Given task: Quote the records in full and leave their pictures out.

Provided information:
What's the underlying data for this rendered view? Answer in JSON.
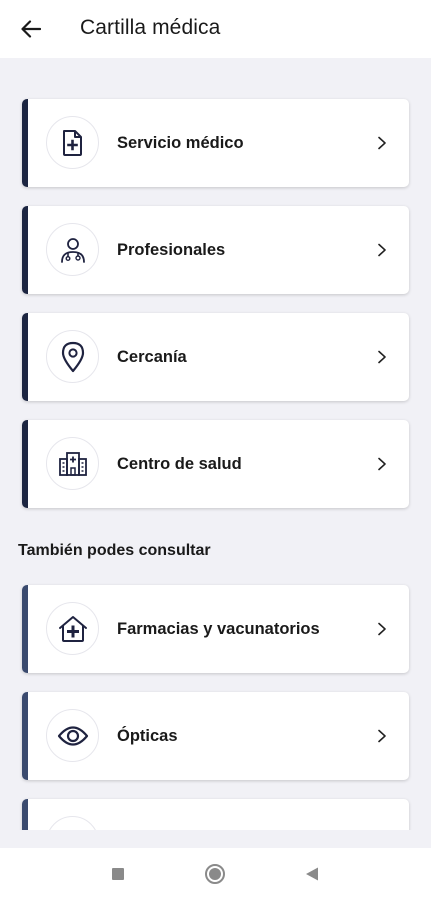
{
  "header": {
    "title": "Cartilla médica",
    "back_icon": "arrow-left-icon"
  },
  "main_items": [
    {
      "label": "Servicio médico",
      "icon": "medical-document-icon"
    },
    {
      "label": "Profesionales",
      "icon": "doctor-icon"
    },
    {
      "label": "Cercanía",
      "icon": "location-pin-icon"
    },
    {
      "label": "Centro de salud",
      "icon": "hospital-building-icon"
    }
  ],
  "section": {
    "title": "También podes consultar"
  },
  "extra_items": [
    {
      "label": "Farmacias y vacunatorios",
      "icon": "pharmacy-house-icon"
    },
    {
      "label": "Ópticas",
      "icon": "eye-icon"
    },
    {
      "label": "",
      "icon": "partial-icon"
    }
  ],
  "nav": {
    "recents_icon": "square-icon",
    "home_icon": "circle-icon",
    "back_icon": "triangle-back-icon"
  },
  "colors": {
    "accent_primary": "#1c2541",
    "accent_secondary": "#3a4a6e",
    "icon_stroke": "#1f2340",
    "background": "#f1f1f6"
  }
}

Response to this exercise:
What's the underlying data for this rendered view? Answer in JSON.
{
  "header": {
    "title": "Cartilla médica",
    "back_icon": "arrow-left-icon"
  },
  "main_items": [
    {
      "label": "Servicio médico",
      "icon": "medical-document-icon"
    },
    {
      "label": "Profesionales",
      "icon": "doctor-icon"
    },
    {
      "label": "Cercanía",
      "icon": "location-pin-icon"
    },
    {
      "label": "Centro de salud",
      "icon": "hospital-building-icon"
    }
  ],
  "section": {
    "title": "También podes consultar"
  },
  "extra_items": [
    {
      "label": "Farmacias y vacunatorios",
      "icon": "pharmacy-house-icon"
    },
    {
      "label": "Ópticas",
      "icon": "eye-icon"
    },
    {
      "label": "",
      "icon": "partial-icon"
    }
  ],
  "nav": {
    "recents_icon": "square-icon",
    "home_icon": "circle-icon",
    "back_icon": "triangle-back-icon"
  },
  "colors": {
    "accent_primary": "#1c2541",
    "accent_secondary": "#3a4a6e",
    "icon_stroke": "#1f2340",
    "background": "#f1f1f6"
  }
}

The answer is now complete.